What is required: Transcribe every record that appears below, exactly and in full.
------ Provided data
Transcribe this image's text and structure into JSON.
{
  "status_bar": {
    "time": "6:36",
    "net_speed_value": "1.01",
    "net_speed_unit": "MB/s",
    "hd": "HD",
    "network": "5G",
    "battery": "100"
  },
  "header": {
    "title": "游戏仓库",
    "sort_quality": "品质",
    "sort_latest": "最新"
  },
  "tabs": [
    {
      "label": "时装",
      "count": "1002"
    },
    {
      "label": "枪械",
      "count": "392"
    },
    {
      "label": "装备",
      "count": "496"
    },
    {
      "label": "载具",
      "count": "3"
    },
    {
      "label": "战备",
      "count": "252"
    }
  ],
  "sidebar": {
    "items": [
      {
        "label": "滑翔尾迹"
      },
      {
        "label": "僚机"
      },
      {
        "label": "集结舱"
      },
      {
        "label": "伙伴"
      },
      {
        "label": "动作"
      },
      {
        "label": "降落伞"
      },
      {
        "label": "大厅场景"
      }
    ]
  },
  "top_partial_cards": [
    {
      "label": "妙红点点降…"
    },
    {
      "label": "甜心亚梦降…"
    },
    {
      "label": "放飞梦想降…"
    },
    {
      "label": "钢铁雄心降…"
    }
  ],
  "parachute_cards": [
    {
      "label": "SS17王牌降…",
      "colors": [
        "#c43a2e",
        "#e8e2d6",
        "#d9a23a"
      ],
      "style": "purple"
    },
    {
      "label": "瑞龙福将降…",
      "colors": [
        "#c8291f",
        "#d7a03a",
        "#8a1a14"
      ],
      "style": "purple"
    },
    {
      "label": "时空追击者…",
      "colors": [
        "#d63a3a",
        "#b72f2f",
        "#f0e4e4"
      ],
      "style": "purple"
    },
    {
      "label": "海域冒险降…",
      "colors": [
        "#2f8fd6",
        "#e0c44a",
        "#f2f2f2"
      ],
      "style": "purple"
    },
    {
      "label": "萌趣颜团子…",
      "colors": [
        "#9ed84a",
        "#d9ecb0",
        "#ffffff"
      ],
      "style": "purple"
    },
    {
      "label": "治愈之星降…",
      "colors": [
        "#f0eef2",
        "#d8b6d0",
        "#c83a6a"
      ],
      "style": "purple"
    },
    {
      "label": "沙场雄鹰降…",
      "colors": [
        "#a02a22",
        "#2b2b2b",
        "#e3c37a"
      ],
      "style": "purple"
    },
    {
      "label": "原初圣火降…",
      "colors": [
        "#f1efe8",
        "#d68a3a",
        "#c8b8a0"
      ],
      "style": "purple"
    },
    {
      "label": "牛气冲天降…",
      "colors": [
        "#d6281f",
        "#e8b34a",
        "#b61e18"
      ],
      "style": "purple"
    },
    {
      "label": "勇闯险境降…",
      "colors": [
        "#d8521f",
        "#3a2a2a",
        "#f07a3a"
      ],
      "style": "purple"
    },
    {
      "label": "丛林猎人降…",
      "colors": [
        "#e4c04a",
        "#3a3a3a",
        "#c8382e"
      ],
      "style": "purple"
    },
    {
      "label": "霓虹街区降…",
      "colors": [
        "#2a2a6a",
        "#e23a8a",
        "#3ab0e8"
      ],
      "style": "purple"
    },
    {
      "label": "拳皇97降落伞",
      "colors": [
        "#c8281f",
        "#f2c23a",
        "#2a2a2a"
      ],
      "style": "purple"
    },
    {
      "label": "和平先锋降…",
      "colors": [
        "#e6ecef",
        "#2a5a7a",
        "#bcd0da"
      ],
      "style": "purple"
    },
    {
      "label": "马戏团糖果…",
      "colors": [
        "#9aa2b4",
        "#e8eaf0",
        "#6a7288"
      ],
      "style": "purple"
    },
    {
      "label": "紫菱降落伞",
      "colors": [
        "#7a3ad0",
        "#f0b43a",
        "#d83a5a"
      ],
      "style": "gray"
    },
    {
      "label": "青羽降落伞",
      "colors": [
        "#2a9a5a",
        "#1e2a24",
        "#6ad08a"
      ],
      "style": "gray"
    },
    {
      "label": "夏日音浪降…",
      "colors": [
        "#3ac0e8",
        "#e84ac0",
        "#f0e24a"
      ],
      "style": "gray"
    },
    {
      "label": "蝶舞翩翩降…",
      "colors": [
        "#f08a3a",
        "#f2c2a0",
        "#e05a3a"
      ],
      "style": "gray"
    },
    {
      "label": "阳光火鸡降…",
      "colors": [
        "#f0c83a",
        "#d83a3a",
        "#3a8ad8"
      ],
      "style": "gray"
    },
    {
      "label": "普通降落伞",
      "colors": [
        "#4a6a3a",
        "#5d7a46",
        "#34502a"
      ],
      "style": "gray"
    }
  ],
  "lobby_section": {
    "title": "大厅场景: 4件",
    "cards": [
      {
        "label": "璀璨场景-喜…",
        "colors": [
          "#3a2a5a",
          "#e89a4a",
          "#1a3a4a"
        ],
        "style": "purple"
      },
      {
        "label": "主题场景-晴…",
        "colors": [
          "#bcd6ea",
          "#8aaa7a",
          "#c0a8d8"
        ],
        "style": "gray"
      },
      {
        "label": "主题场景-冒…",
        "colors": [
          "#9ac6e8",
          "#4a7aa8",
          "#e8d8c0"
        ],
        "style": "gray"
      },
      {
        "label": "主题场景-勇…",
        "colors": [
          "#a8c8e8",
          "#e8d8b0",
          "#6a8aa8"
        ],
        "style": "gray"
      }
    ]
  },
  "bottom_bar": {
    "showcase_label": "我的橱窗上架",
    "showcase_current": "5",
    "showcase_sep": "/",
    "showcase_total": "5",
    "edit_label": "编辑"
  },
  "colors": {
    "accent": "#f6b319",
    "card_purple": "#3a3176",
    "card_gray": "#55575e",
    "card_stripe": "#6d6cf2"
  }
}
------------
Response below:
Transcribe this image's text and structure into JSON.
{
  "status_bar": {
    "time": "6:36",
    "net_speed_value": "1.01",
    "net_speed_unit": "MB/s",
    "hd": "HD",
    "network": "5G",
    "battery": "100"
  },
  "header": {
    "title": "游戏仓库",
    "sort_quality": "品质",
    "sort_latest": "最新"
  },
  "tabs": [
    {
      "label": "时装",
      "count": "1002"
    },
    {
      "label": "枪械",
      "count": "392"
    },
    {
      "label": "装备",
      "count": "496"
    },
    {
      "label": "载具",
      "count": "3"
    },
    {
      "label": "战备",
      "count": "252"
    }
  ],
  "sidebar": {
    "items": [
      {
        "label": "滑翔尾迹"
      },
      {
        "label": "僚机"
      },
      {
        "label": "集结舱"
      },
      {
        "label": "伙伴"
      },
      {
        "label": "动作"
      },
      {
        "label": "降落伞"
      },
      {
        "label": "大厅场景"
      }
    ]
  },
  "top_partial_cards": [
    {
      "label": "妙红点点降…"
    },
    {
      "label": "甜心亚梦降…"
    },
    {
      "label": "放飞梦想降…"
    },
    {
      "label": "钢铁雄心降…"
    }
  ],
  "parachute_cards": [
    {
      "label": "SS17王牌降…",
      "colors": [
        "#c43a2e",
        "#e8e2d6",
        "#d9a23a"
      ],
      "style": "purple"
    },
    {
      "label": "瑞龙福将降…",
      "colors": [
        "#c8291f",
        "#d7a03a",
        "#8a1a14"
      ],
      "style": "purple"
    },
    {
      "label": "时空追击者…",
      "colors": [
        "#d63a3a",
        "#b72f2f",
        "#f0e4e4"
      ],
      "style": "purple"
    },
    {
      "label": "海域冒险降…",
      "colors": [
        "#2f8fd6",
        "#e0c44a",
        "#f2f2f2"
      ],
      "style": "purple"
    },
    {
      "label": "萌趣颜团子…",
      "colors": [
        "#9ed84a",
        "#d9ecb0",
        "#ffffff"
      ],
      "style": "purple"
    },
    {
      "label": "治愈之星降…",
      "colors": [
        "#f0eef2",
        "#d8b6d0",
        "#c83a6a"
      ],
      "style": "purple"
    },
    {
      "label": "沙场雄鹰降…",
      "colors": [
        "#a02a22",
        "#2b2b2b",
        "#e3c37a"
      ],
      "style": "purple"
    },
    {
      "label": "原初圣火降…",
      "colors": [
        "#f1efe8",
        "#d68a3a",
        "#c8b8a0"
      ],
      "style": "purple"
    },
    {
      "label": "牛气冲天降…",
      "colors": [
        "#d6281f",
        "#e8b34a",
        "#b61e18"
      ],
      "style": "purple"
    },
    {
      "label": "勇闯险境降…",
      "colors": [
        "#d8521f",
        "#3a2a2a",
        "#f07a3a"
      ],
      "style": "purple"
    },
    {
      "label": "丛林猎人降…",
      "colors": [
        "#e4c04a",
        "#3a3a3a",
        "#c8382e"
      ],
      "style": "purple"
    },
    {
      "label": "霓虹街区降…",
      "colors": [
        "#2a2a6a",
        "#e23a8a",
        "#3ab0e8"
      ],
      "style": "purple"
    },
    {
      "label": "拳皇97降落伞",
      "colors": [
        "#c8281f",
        "#f2c23a",
        "#2a2a2a"
      ],
      "style": "purple"
    },
    {
      "label": "和平先锋降…",
      "colors": [
        "#e6ecef",
        "#2a5a7a",
        "#bcd0da"
      ],
      "style": "purple"
    },
    {
      "label": "马戏团糖果…",
      "colors": [
        "#9aa2b4",
        "#e8eaf0",
        "#6a7288"
      ],
      "style": "purple"
    },
    {
      "label": "紫菱降落伞",
      "colors": [
        "#7a3ad0",
        "#f0b43a",
        "#d83a5a"
      ],
      "style": "gray"
    },
    {
      "label": "青羽降落伞",
      "colors": [
        "#2a9a5a",
        "#1e2a24",
        "#6ad08a"
      ],
      "style": "gray"
    },
    {
      "label": "夏日音浪降…",
      "colors": [
        "#3ac0e8",
        "#e84ac0",
        "#f0e24a"
      ],
      "style": "gray"
    },
    {
      "label": "蝶舞翩翩降…",
      "colors": [
        "#f08a3a",
        "#f2c2a0",
        "#e05a3a"
      ],
      "style": "gray"
    },
    {
      "label": "阳光火鸡降…",
      "colors": [
        "#f0c83a",
        "#d83a3a",
        "#3a8ad8"
      ],
      "style": "gray"
    },
    {
      "label": "普通降落伞",
      "colors": [
        "#4a6a3a",
        "#5d7a46",
        "#34502a"
      ],
      "style": "gray"
    }
  ],
  "lobby_section": {
    "title": "大厅场景: 4件",
    "cards": [
      {
        "label": "璀璨场景-喜…",
        "colors": [
          "#3a2a5a",
          "#e89a4a",
          "#1a3a4a"
        ],
        "style": "purple"
      },
      {
        "label": "主题场景-晴…",
        "colors": [
          "#bcd6ea",
          "#8aaa7a",
          "#c0a8d8"
        ],
        "style": "gray"
      },
      {
        "label": "主题场景-冒…",
        "colors": [
          "#9ac6e8",
          "#4a7aa8",
          "#e8d8c0"
        ],
        "style": "gray"
      },
      {
        "label": "主题场景-勇…",
        "colors": [
          "#a8c8e8",
          "#e8d8b0",
          "#6a8aa8"
        ],
        "style": "gray"
      }
    ]
  },
  "bottom_bar": {
    "showcase_label": "我的橱窗上架",
    "showcase_current": "5",
    "showcase_sep": "/",
    "showcase_total": "5",
    "edit_label": "编辑"
  },
  "colors": {
    "accent": "#f6b319",
    "card_purple": "#3a3176",
    "card_gray": "#55575e",
    "card_stripe": "#6d6cf2"
  }
}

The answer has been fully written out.